━━━ Excerpted data

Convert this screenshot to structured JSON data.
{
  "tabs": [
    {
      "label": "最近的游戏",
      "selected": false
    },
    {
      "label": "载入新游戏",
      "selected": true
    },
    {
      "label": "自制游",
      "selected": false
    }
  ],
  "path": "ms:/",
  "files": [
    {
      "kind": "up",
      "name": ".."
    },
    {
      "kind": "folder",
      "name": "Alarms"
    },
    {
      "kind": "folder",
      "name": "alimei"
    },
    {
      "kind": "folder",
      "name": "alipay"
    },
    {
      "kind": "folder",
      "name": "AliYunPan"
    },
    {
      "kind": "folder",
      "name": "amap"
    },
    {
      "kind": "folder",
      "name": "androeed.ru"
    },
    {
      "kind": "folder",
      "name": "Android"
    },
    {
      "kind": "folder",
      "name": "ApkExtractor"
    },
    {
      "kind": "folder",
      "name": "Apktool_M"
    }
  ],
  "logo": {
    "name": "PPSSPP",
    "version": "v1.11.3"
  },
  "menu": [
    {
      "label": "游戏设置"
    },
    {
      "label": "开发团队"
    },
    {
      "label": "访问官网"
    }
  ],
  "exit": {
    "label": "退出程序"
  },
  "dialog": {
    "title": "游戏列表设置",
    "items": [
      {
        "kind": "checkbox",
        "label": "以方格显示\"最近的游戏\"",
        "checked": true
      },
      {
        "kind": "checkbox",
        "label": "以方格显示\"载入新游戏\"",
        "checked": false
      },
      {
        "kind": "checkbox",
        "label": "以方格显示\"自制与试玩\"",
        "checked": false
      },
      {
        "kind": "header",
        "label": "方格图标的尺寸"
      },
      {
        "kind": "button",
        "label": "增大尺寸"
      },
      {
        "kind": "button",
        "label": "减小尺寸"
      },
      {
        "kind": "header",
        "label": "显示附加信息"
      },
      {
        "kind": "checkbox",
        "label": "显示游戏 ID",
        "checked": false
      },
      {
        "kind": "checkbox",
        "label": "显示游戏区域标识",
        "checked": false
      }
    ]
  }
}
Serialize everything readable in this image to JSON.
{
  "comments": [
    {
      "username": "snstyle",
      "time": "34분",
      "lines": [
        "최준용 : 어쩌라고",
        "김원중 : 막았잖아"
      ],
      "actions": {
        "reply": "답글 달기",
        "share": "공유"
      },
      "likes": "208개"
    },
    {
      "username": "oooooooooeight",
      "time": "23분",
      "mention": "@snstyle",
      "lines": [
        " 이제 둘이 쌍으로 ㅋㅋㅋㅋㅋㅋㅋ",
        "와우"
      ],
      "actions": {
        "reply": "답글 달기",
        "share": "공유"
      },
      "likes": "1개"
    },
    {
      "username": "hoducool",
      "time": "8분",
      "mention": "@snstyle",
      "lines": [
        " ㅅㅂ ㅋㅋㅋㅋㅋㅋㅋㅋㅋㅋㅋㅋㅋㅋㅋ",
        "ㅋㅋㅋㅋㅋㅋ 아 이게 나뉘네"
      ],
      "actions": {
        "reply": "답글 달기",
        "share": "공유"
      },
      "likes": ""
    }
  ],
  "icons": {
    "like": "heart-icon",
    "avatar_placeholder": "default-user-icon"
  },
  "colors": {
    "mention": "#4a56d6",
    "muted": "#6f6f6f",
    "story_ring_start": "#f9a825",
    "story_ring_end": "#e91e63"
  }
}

━━━━━━

What to produce → Respond with the number of lines containing "this" and no additional words.

The response → 2